— START RECORD EXTRACTS —

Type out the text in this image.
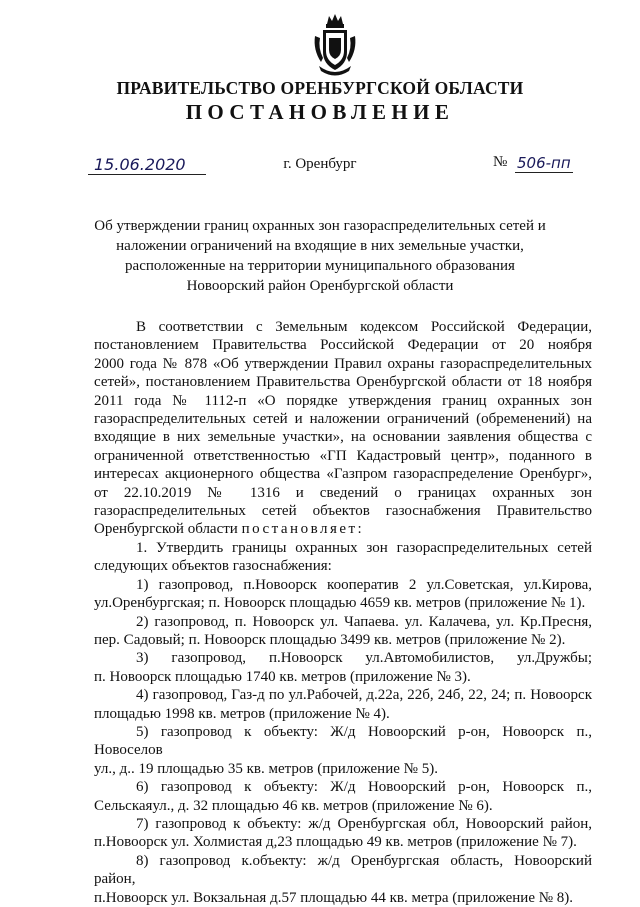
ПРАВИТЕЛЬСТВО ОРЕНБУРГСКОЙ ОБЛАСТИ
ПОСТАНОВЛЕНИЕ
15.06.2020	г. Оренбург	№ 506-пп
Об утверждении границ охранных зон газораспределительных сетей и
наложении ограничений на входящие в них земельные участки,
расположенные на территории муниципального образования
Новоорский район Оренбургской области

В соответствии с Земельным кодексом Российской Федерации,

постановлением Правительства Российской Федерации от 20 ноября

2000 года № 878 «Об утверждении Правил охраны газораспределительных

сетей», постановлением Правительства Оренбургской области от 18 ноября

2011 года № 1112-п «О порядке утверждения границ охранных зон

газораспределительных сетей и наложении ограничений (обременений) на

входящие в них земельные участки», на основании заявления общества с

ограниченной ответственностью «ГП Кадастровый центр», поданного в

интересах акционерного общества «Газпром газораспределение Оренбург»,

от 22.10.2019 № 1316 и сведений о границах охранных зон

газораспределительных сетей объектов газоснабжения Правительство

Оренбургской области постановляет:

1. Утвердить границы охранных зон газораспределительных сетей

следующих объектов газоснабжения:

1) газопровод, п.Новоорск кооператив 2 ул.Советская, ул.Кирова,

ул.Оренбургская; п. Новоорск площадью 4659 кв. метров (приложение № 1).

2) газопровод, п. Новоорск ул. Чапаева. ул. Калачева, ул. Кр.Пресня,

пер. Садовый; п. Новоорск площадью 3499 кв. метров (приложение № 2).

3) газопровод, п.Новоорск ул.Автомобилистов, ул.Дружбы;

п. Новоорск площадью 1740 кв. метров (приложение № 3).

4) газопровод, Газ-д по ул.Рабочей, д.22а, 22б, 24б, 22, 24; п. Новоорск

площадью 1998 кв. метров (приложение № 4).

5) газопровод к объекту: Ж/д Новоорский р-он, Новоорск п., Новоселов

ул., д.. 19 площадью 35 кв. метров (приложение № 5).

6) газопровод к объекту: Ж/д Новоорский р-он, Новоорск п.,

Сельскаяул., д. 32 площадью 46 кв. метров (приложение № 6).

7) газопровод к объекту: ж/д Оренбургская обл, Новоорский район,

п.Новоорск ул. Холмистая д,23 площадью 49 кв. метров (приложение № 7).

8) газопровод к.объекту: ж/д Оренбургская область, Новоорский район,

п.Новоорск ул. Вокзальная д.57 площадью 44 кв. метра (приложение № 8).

— END RECORD EXTRACTS —
— START RECORD EXTRACTS —

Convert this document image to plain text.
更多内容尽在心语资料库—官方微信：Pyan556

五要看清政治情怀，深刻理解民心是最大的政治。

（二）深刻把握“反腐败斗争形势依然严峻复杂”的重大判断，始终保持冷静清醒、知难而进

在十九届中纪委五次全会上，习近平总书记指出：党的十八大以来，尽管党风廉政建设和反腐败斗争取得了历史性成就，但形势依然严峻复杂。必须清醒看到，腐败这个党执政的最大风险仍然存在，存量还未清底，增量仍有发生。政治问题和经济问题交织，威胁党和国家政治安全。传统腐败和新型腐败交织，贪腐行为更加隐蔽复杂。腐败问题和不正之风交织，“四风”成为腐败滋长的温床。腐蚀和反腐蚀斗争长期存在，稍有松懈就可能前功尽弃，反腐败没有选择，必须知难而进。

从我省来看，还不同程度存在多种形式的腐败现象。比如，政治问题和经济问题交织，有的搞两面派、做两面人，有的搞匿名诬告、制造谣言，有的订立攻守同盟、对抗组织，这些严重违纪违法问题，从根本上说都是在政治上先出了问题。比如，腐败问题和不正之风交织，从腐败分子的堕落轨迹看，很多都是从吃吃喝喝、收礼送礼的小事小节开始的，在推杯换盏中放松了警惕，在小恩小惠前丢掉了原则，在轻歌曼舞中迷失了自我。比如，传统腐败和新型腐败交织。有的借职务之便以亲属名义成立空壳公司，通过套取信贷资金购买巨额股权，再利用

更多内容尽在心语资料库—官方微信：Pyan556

— END RECORD EXTRACTS —
— START RECORD EXTRACTS —

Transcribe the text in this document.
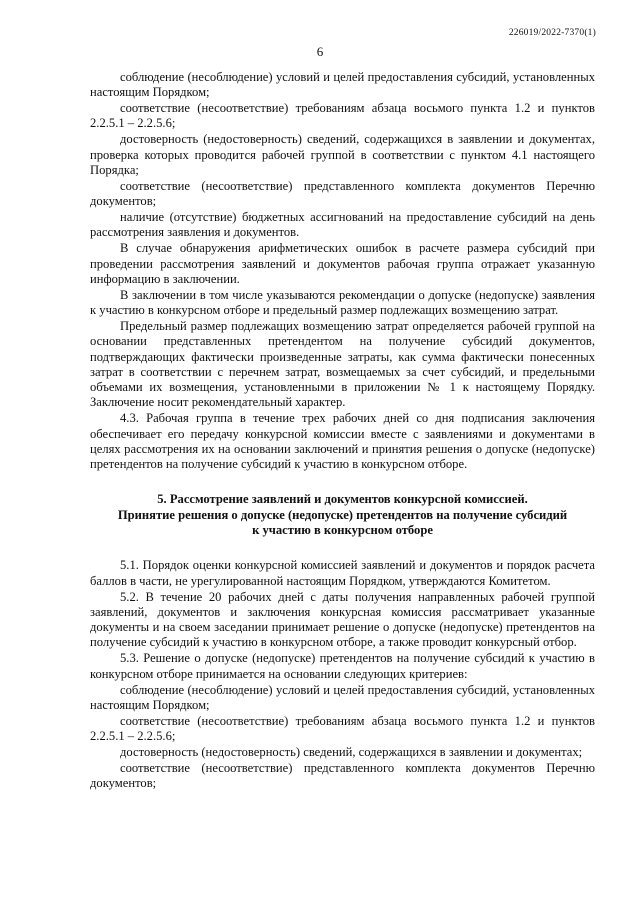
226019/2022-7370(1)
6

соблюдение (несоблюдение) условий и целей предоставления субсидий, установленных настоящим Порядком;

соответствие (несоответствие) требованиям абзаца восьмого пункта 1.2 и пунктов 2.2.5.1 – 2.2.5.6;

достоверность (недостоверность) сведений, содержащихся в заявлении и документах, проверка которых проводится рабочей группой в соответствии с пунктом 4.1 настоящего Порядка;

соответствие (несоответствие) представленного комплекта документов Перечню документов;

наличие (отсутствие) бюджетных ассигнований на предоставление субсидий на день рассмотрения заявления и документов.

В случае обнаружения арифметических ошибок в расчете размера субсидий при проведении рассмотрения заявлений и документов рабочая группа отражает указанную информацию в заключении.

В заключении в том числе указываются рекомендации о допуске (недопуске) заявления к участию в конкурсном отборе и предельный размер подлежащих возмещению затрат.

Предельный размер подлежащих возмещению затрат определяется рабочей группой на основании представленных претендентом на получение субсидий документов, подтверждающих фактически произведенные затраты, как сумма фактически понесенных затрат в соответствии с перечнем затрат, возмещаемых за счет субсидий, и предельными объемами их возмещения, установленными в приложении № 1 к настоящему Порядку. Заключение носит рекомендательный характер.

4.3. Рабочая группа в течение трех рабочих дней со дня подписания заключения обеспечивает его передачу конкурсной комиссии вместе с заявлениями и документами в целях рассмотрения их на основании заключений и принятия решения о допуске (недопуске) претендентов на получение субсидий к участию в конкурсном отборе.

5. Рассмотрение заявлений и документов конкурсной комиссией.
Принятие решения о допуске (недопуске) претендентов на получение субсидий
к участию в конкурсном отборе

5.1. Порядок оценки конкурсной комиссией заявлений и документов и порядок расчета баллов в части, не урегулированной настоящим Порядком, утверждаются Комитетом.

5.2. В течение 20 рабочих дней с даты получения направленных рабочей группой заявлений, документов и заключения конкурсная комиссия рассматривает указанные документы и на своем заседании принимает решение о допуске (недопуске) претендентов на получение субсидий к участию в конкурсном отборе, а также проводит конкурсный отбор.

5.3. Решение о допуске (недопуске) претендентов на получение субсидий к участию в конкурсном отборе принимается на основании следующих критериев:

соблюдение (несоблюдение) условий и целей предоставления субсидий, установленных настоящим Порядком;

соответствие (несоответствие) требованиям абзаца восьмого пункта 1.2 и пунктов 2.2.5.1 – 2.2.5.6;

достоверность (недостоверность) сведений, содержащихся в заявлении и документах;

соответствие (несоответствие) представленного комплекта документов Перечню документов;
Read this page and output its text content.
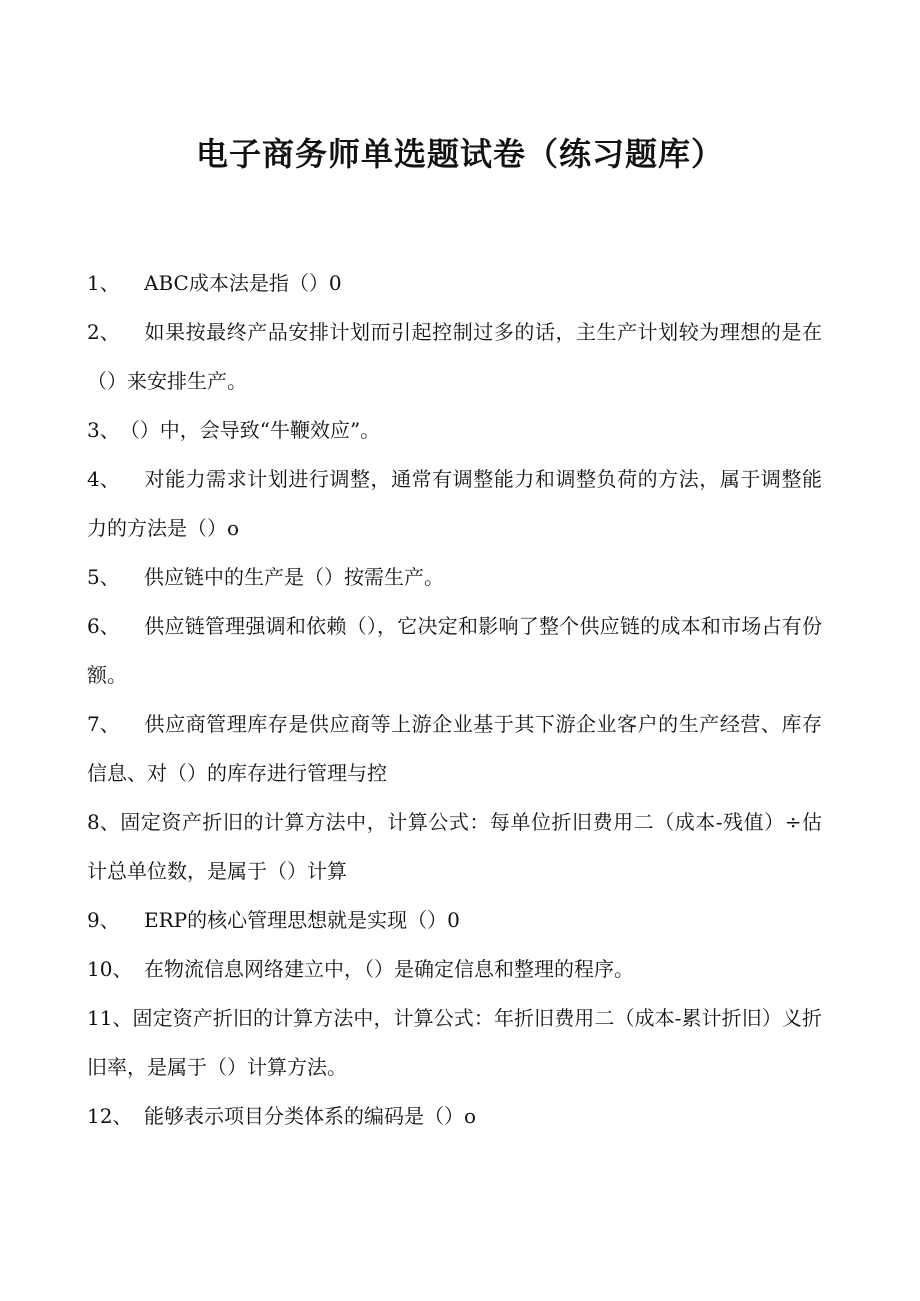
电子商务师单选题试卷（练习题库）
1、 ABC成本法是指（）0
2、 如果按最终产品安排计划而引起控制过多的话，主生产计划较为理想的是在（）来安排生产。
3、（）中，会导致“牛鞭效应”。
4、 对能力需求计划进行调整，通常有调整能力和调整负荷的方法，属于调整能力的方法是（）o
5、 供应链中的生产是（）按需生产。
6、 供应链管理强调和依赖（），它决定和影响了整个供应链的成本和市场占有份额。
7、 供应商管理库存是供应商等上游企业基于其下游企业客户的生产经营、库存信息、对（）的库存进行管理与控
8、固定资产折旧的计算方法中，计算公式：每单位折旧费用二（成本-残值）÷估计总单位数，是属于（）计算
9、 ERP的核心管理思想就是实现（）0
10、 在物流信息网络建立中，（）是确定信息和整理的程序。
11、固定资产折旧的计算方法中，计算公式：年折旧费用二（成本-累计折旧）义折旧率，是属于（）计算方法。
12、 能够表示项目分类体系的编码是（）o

— END RECORD EXTRACTS —

TASK BRIEF. Going through the data above, count the lines where the string "this" appears, and answer with only that number.

FINAL RESULT. 4